:: DIRECTIONS FOR THIS TASK ::
Make an exact transcription of the material, leaving out all images.

:: DATASET RECORDS ::
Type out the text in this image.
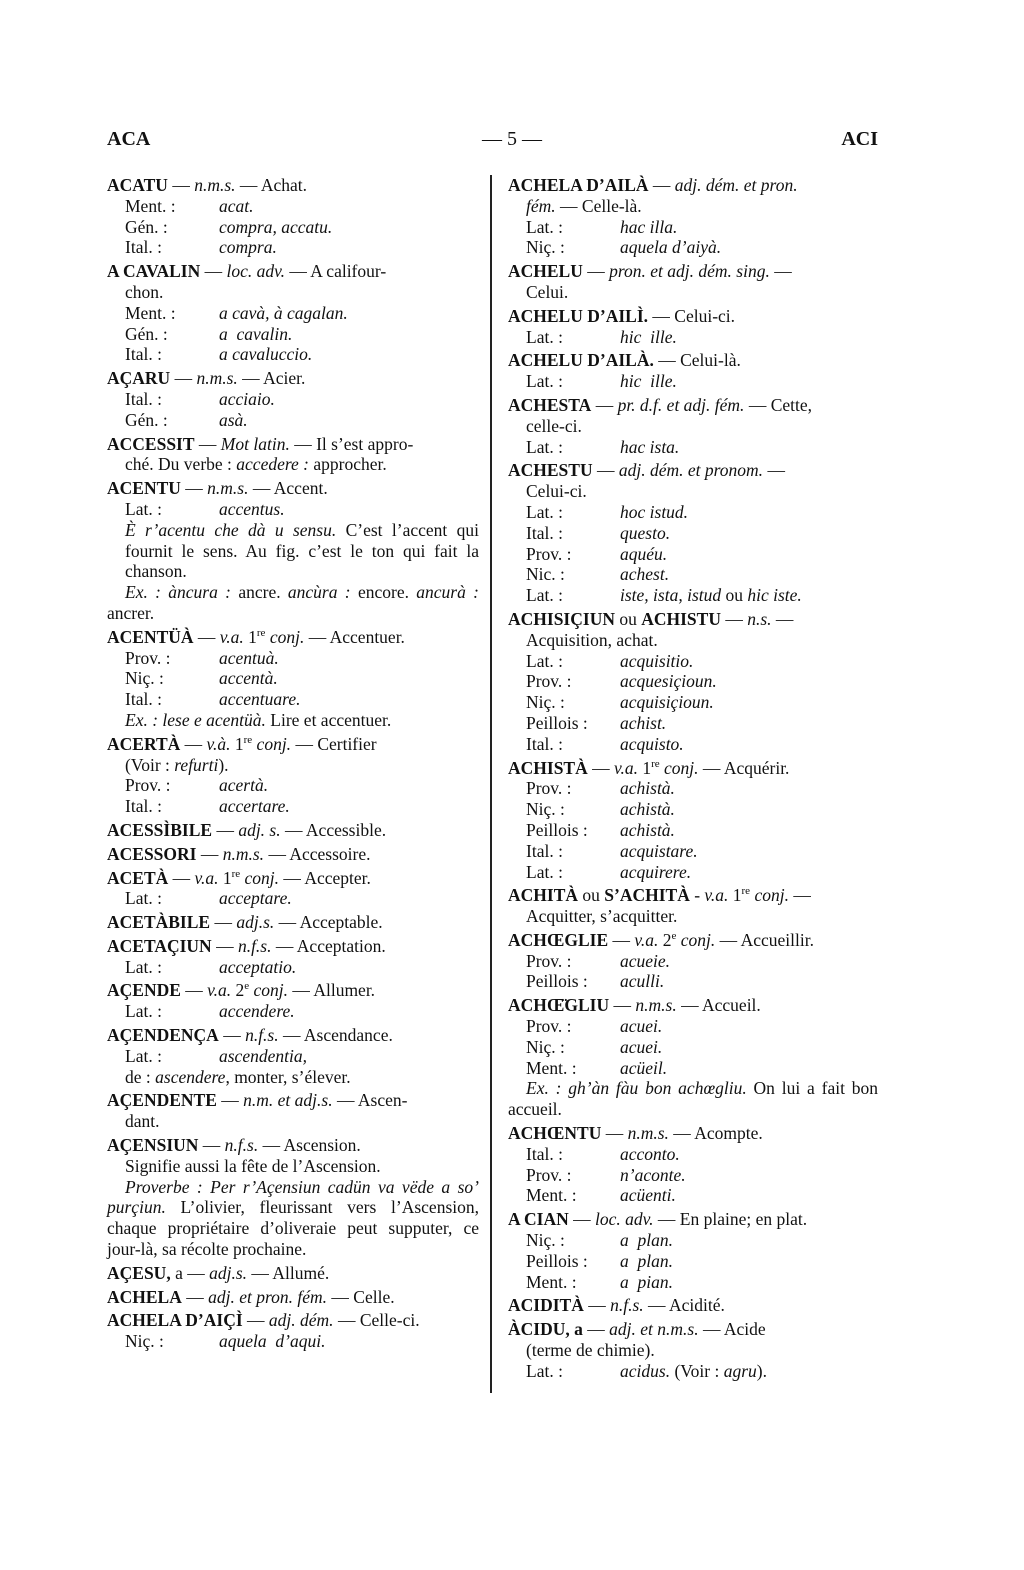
ACA	— 5 —	ACI
ACATU — n.m.s. — Achat.
Ment. :	acat.
Gén. :	compra, accatu.
Ital. :	compra.
A CAVALIN — loc. adv. — A califour-
chon.
Ment. :	a cavà, à cagalan.
Gén. :	a  cavalin.
Ital. :	a cavaluccio.
AÇARU — n.m.s. — Acier.
Ital. :	acciaio.
Gén. :	asà.
ACCESSIT — Mot latin. — Il s’est appro-
ché. Du verbe : accedere : approcher.
ACENTU — n.m.s. — Accent.
Lat. :	accentus.
È r’acentu che dà u sensu. C’est l’accent qui fournit le sens. Au fig. c’est le ton qui fait la chanson.
Ex. : àncura : ancre. ancùra : encore. ancurà : ancrer.
ACENTÜÀ — v.a. 1re conj. — Accentuer.
Prov. :	acentuà.
Niç. :	accentà.
Ital. :	accentuare.
Ex. : lese e acentüà. Lire et accentuer.
ACERTÀ — v.à. 1re conj. — Certifier
(Voir : refurti).
Prov. :	acertà.
Ital. :	accertare.
ACESSÌBILE — adj. s. — Accessible.
ACESSORI — n.m.s. — Accessoire.
ACETÀ — v.a. 1re conj. — Accepter.
Lat. :	acceptare.
ACETÀBILE — adj.s. — Acceptable.
ACETAÇIUN — n.f.s. — Acceptation.
Lat. :	acceptatio.
AÇENDE — v.a. 2e conj. — Allumer.
Lat. :	accendere.
AÇENDENÇA — n.f.s. — Ascendance.
Lat. :	ascendentia,
de : ascendere, monter, s’élever.
AÇENDENTE — n.m. et adj.s. — Ascen-
dant.
AÇENSIUN — n.f.s. — Ascension.
Signifie aussi la fête de l’Ascension.
Proverbe : Per r’Açensiun cadün va vëde a so’ purçiun. L’olivier, fleurissant vers l’Ascension, chaque propriétaire d’oliveraie peut supputer, ce jour-là, sa récolte prochaine.
AÇESU, a — adj.s. — Allumé.
ACHELA — adj. et pron. fém. — Celle.
ACHELA D’AIÇÌ — adj. dém. — Celle-ci.
Niç. :	aquela  d’aqui.
ACHELA D’AILÀ — adj. dém. et pron.
fém. — Celle-là.
Lat. :	hac illa.
Niç. :	aquela d’aiyà.
ACHELU — pron. et adj. dém. sing. —
Celui.
ACHELU D’AILÌ. — Celui-ci.
Lat. :	hic  ille.
ACHELU D’AILÀ. — Celui-là.
Lat. :	hic  ille.
ACHESTA — pr. d.f. et adj. fém. — Cette,
celle-ci.
Lat. :	hac ista.
ACHESTU — adj. dém. et pronom. —
Celui-ci.
Lat. :	hoc istud.
Ital. :	questo.
Prov. :	aquéu.
Nic. :	achest.
Lat. :	iste, ista, istud ou hic iste.
ACHISIÇIUN ou ACHISTU — n.s. —
Acquisition, achat.
Lat. :	acquisitio.
Prov. :	acquesiçioun.
Niç. :	acquisiçioun.
Peillois :	achist.
Ital. :	acquisto.
ACHISTÀ — v.a. 1re conj. — Acquérir.
Prov. :	achistà.
Niç. :	achistà.
Peillois :	achistà.
Ital. :	acquistare.
Lat. :	acquirere.
ACHITÀ ou S’ACHITÀ - v.a. 1re conj. —
Acquitter, s’acquitter.
ACHŒGLIE — v.a. 2e conj. — Accueillir.
Prov. :	acueie.
Peillois :	aculli.
ACHŒ̈GLIU — n.m.s. — Accueil.
Prov. :	acuei.
Niç. :	acuei.
Ment. :	acüeil.
Ex. : gh’àn fàu bon achœgliu. On lui a fait bon accueil.
ACHŒNTU — n.m.s. — Acompte.
Ital. :	acconto.
Prov. :	n’aconte.
Ment. :	acüenti.
A CIAN — loc. adv. — En plaine; en plat.
Niç. :	a  plan.
Peillois :	a  plan.
Ment. :	a  pian.
ACIDITÀ — n.f.s. — Acidité.
ÀCIDU, a — adj. et n.m.s. — Acide
(terme de chimie).
Lat. :	acidus. (Voir : agru).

:: FINISHED EXERCISE ::
Type out the text in this image.
ACA	— 5 —	ACI
ACATU — n.m.s. — Achat.
Ment. :	acat.
Gén. :	compra, accatu.
Ital. :	compra.
A CAVALIN — loc. adv. — A califour-
chon.
Ment. :	a cavà, à cagalan.
Gén. :	a  cavalin.
Ital. :	a cavaluccio.
AÇARU — n.m.s. — Acier.
Ital. :	acciaio.
Gén. :	asà.
ACCESSIT — Mot latin. — Il s’est appro-
ché. Du verbe : accedere : approcher.
ACENTU — n.m.s. — Accent.
Lat. :	accentus.
È r’acentu che dà u sensu. C’est l’accent qui fournit le sens. Au fig. c’est le ton qui fait la chanson.
Ex. : àncura : ancre. ancùra : encore. ancurà : ancrer.
ACENTÜÀ — v.a. 1re conj. — Accentuer.
Prov. :	acentuà.
Niç. :	accentà.
Ital. :	accentuare.
Ex. : lese e acentüà. Lire et accentuer.
ACERTÀ — v.à. 1re conj. — Certifier
(Voir : refurti).
Prov. :	acertà.
Ital. :	accertare.
ACESSÌBILE — adj. s. — Accessible.
ACESSORI — n.m.s. — Accessoire.
ACETÀ — v.a. 1re conj. — Accepter.
Lat. :	acceptare.
ACETÀBILE — adj.s. — Acceptable.
ACETAÇIUN — n.f.s. — Acceptation.
Lat. :	acceptatio.
AÇENDE — v.a. 2e conj. — Allumer.
Lat. :	accendere.
AÇENDENÇA — n.f.s. — Ascendance.
Lat. :	ascendentia,
de : ascendere, monter, s’élever.
AÇENDENTE — n.m. et adj.s. — Ascen-
dant.
AÇENSIUN — n.f.s. — Ascension.
Signifie aussi la fête de l’Ascension.
Proverbe : Per r’Açensiun cadün va vëde a so’ purçiun. L’olivier, fleurissant vers l’Ascension, chaque propriétaire d’oliveraie peut supputer, ce jour-là, sa récolte prochaine.
AÇESU, a — adj.s. — Allumé.
ACHELA — adj. et pron. fém. — Celle.
ACHELA D’AIÇÌ — adj. dém. — Celle-ci.
Niç. :	aquela  d’aqui.
ACHELA D’AILÀ — adj. dém. et pron.
fém. — Celle-là.
Lat. :	hac illa.
Niç. :	aquela d’aiyà.
ACHELU — pron. et adj. dém. sing. —
Celui.
ACHELU D’AILÌ. — Celui-ci.
Lat. :	hic  ille.
ACHELU D’AILÀ. — Celui-là.
Lat. :	hic  ille.
ACHESTA — pr. d.f. et adj. fém. — Cette,
celle-ci.
Lat. :	hac ista.
ACHESTU — adj. dém. et pronom. —
Celui-ci.
Lat. :	hoc istud.
Ital. :	questo.
Prov. :	aquéu.
Nic. :	achest.
Lat. :	iste, ista, istud ou hic iste.
ACHISIÇIUN ou ACHISTU — n.s. —
Acquisition, achat.
Lat. :	acquisitio.
Prov. :	acquesiçioun.
Niç. :	acquisiçioun.
Peillois :	achist.
Ital. :	acquisto.
ACHISTÀ — v.a. 1re conj. — Acquérir.
Prov. :	achistà.
Niç. :	achistà.
Peillois :	achistà.
Ital. :	acquistare.
Lat. :	acquirere.
ACHITÀ ou S’ACHITÀ - v.a. 1re conj. —
Acquitter, s’acquitter.
ACHŒGLIE — v.a. 2e conj. — Accueillir.
Prov. :	acueie.
Peillois :	aculli.
ACHŒ̈GLIU — n.m.s. — Accueil.
Prov. :	acuei.
Niç. :	acuei.
Ment. :	acüeil.
Ex. : gh’àn fàu bon achœgliu. On lui a fait bon accueil.
ACHŒNTU — n.m.s. — Acompte.
Ital. :	acconto.
Prov. :	n’aconte.
Ment. :	acüenti.
A CIAN — loc. adv. — En plaine; en plat.
Niç. :	a  plan.
Peillois :	a  plan.
Ment. :	a  pian.
ACIDITÀ — n.f.s. — Acidité.
ÀCIDU, a — adj. et n.m.s. — Acide
(terme de chimie).
Lat. :	acidus. (Voir : agru).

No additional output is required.